RECORDS —
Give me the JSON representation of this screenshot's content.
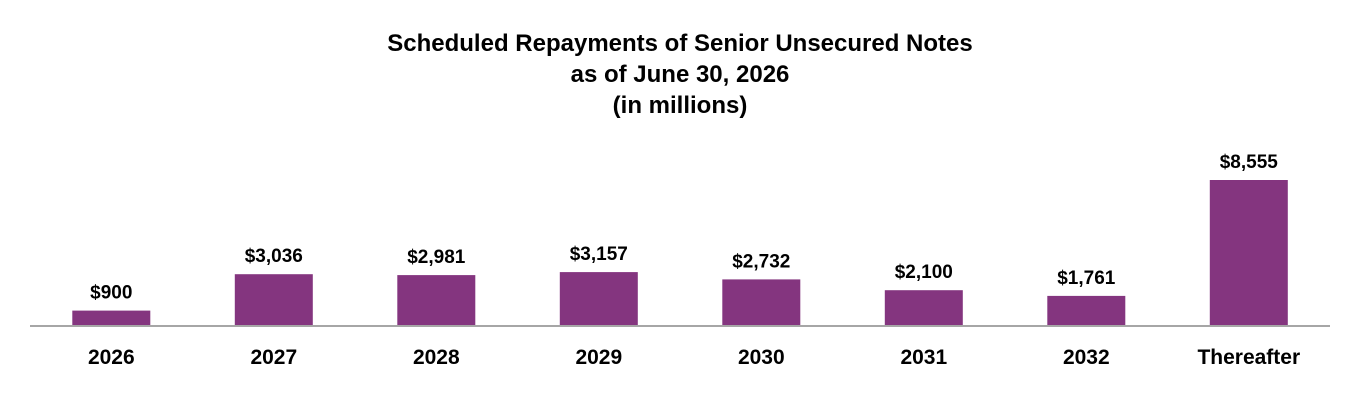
{
  "chart_data": {
    "type": "bar",
    "title_lines": [
      "Scheduled Repayments of Senior Unsecured Notes",
      "as of June 30, 2026",
      "(in millions)"
    ],
    "categories": [
      "2026",
      "2027",
      "2028",
      "2029",
      "2030",
      "2031",
      "2032",
      "Thereafter"
    ],
    "values": [
      900,
      3036,
      2981,
      3157,
      2732,
      2100,
      1761,
      8555
    ],
    "value_labels": [
      "$900",
      "$3,036",
      "$2,981",
      "$3,157",
      "$2,732",
      "$2,100",
      "$1,761",
      "$8,555"
    ],
    "ylim": [
      0,
      8555
    ],
    "grid": false,
    "legend": "none",
    "bar_color": "#84357F",
    "axis_color": "#A6A6A6"
  }
}
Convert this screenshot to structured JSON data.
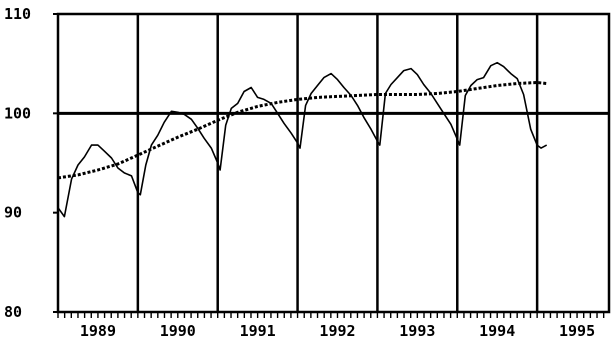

EXERCISE DESCRIPTION — Leave the pictures out and write out every entry exactly as given.

FULL OUTPUT —
Give me the JSON representation of this screenshot's content.
{
  "chart_data": {
    "type": "bar",
    "title_lines": [
      "Scheduled Repayments of Senior Unsecured Notes",
      "as of June 30, 2026",
      "(in millions)"
    ],
    "categories": [
      "2026",
      "2027",
      "2028",
      "2029",
      "2030",
      "2031",
      "2032",
      "Thereafter"
    ],
    "values": [
      900,
      3036,
      2981,
      3157,
      2732,
      2100,
      1761,
      8555
    ],
    "value_labels": [
      "$900",
      "$3,036",
      "$2,981",
      "$3,157",
      "$2,732",
      "$2,100",
      "$1,761",
      "$8,555"
    ],
    "ylim": [
      0,
      8555
    ],
    "grid": false,
    "legend": "none",
    "bar_color": "#84357F",
    "axis_color": "#A6A6A6"
  }
}
Convert this screenshot to structured JSON data.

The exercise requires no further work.